§ **WHAT YOU NEED TO DO**: Find the lines containing "未就学児" and say how many there are, with no other words.

+++++

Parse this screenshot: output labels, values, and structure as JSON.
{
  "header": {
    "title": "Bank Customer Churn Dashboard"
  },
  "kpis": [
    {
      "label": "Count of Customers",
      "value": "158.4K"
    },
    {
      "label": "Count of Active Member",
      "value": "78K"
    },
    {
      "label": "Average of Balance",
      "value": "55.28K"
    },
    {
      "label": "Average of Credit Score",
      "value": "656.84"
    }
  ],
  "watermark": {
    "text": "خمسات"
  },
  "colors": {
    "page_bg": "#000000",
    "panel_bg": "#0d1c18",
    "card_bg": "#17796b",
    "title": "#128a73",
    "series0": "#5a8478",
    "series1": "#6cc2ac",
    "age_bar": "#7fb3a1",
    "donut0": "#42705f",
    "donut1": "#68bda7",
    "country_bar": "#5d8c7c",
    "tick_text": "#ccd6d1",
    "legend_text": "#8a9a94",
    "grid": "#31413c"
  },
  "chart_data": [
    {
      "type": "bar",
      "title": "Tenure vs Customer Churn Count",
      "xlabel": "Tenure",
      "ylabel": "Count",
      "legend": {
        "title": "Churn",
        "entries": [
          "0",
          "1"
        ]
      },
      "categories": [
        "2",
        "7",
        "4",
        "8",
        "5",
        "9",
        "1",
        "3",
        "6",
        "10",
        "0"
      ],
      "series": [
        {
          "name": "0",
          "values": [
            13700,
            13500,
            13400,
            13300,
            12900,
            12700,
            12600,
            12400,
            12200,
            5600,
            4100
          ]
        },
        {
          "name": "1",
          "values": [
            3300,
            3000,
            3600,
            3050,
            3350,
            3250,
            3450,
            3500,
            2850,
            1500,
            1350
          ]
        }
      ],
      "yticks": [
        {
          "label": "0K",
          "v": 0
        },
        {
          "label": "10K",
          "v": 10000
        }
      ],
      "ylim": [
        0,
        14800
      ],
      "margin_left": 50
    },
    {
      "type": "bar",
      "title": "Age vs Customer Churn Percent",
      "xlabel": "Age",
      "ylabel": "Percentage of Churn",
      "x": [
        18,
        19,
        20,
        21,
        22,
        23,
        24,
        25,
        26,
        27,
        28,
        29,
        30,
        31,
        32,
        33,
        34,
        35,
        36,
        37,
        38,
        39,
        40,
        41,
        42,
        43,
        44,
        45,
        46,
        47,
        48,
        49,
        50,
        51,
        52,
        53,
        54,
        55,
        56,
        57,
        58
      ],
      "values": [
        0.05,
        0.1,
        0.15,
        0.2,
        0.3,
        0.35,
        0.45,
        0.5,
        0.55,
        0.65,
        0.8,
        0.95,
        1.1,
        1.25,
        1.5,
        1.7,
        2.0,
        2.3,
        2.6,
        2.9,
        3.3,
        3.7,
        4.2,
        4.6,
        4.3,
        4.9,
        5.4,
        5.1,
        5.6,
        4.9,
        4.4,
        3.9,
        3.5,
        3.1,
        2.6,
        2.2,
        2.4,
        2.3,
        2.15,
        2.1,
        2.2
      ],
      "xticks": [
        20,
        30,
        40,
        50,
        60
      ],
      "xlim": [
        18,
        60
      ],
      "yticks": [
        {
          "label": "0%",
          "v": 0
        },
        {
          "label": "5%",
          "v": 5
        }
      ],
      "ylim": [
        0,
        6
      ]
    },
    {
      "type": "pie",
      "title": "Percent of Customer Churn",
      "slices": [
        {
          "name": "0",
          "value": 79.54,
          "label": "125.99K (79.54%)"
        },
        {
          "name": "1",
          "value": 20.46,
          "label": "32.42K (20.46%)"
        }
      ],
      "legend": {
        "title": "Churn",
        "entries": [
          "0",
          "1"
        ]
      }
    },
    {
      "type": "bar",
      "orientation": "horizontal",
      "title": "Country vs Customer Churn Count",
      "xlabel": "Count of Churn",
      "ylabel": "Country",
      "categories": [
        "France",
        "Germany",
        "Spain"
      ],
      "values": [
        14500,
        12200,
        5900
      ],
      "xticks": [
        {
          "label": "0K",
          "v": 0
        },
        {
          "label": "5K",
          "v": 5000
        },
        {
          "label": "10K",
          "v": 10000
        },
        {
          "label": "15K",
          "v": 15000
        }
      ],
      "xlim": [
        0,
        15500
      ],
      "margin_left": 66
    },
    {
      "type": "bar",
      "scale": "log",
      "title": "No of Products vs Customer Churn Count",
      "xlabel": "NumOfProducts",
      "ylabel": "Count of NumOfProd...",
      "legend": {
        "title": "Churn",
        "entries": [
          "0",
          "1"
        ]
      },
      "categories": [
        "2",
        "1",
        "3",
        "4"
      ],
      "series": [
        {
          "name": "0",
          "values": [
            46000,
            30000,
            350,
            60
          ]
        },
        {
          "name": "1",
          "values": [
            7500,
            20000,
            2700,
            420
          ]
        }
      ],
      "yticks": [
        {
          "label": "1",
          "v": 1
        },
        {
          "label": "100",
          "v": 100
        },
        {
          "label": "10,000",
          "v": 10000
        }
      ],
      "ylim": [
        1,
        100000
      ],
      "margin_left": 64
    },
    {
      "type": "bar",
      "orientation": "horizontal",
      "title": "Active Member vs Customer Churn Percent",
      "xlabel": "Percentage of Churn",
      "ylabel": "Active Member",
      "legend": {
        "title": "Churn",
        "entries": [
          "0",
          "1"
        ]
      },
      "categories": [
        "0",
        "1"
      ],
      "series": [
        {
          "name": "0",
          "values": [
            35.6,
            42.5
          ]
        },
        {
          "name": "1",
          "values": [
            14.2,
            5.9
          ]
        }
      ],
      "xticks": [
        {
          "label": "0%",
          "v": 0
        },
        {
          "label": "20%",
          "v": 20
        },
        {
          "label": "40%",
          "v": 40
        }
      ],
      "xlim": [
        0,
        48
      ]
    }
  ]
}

+++++

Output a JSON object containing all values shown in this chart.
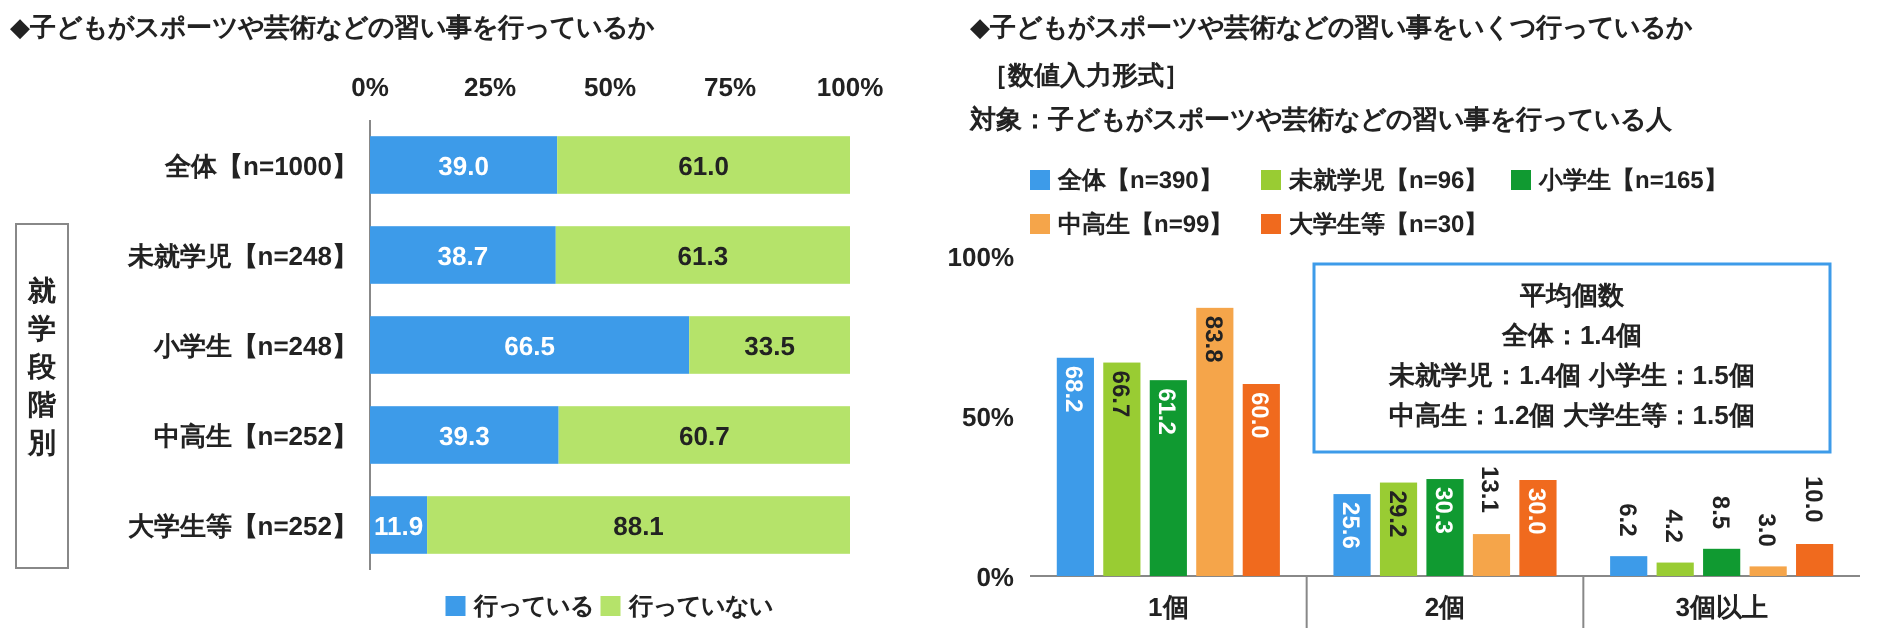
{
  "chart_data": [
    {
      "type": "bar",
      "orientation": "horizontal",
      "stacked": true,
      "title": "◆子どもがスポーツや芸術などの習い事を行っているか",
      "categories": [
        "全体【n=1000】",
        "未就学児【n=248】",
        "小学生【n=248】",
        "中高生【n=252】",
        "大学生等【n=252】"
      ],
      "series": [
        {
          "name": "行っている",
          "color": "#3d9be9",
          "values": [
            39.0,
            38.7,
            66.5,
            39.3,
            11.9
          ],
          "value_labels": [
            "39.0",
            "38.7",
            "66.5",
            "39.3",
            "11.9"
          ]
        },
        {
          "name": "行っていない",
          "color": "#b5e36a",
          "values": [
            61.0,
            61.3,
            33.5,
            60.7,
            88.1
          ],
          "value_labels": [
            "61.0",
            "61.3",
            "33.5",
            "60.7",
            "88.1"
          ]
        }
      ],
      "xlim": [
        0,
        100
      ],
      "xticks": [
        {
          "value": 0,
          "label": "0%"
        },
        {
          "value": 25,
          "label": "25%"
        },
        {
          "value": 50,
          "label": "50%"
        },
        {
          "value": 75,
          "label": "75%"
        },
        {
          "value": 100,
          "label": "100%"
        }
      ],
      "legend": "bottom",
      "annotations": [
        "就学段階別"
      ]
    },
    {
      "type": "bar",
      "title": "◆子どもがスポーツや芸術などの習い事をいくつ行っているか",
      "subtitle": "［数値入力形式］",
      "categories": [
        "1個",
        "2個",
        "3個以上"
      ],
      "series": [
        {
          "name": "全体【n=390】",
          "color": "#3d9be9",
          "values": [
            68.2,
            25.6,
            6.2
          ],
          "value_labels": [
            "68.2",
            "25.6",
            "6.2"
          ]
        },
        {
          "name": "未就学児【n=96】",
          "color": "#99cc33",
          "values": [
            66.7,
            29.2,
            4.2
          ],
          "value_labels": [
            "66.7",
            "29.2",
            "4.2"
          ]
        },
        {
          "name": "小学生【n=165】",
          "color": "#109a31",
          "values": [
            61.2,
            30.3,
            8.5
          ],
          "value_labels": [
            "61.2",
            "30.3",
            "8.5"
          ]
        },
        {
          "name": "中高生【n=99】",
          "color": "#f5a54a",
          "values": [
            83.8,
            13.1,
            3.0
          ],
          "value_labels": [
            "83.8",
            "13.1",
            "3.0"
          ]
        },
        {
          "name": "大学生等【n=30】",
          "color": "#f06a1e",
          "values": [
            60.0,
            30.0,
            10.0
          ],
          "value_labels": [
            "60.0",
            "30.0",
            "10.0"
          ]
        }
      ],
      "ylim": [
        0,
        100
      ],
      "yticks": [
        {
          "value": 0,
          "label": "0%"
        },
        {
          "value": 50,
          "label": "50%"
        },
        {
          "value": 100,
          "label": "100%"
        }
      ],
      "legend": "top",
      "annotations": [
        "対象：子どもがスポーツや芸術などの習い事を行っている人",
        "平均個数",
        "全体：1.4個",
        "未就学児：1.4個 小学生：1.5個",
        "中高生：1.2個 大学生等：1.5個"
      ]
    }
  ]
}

+++++

§ **WRITTEN RESPONSE**: 3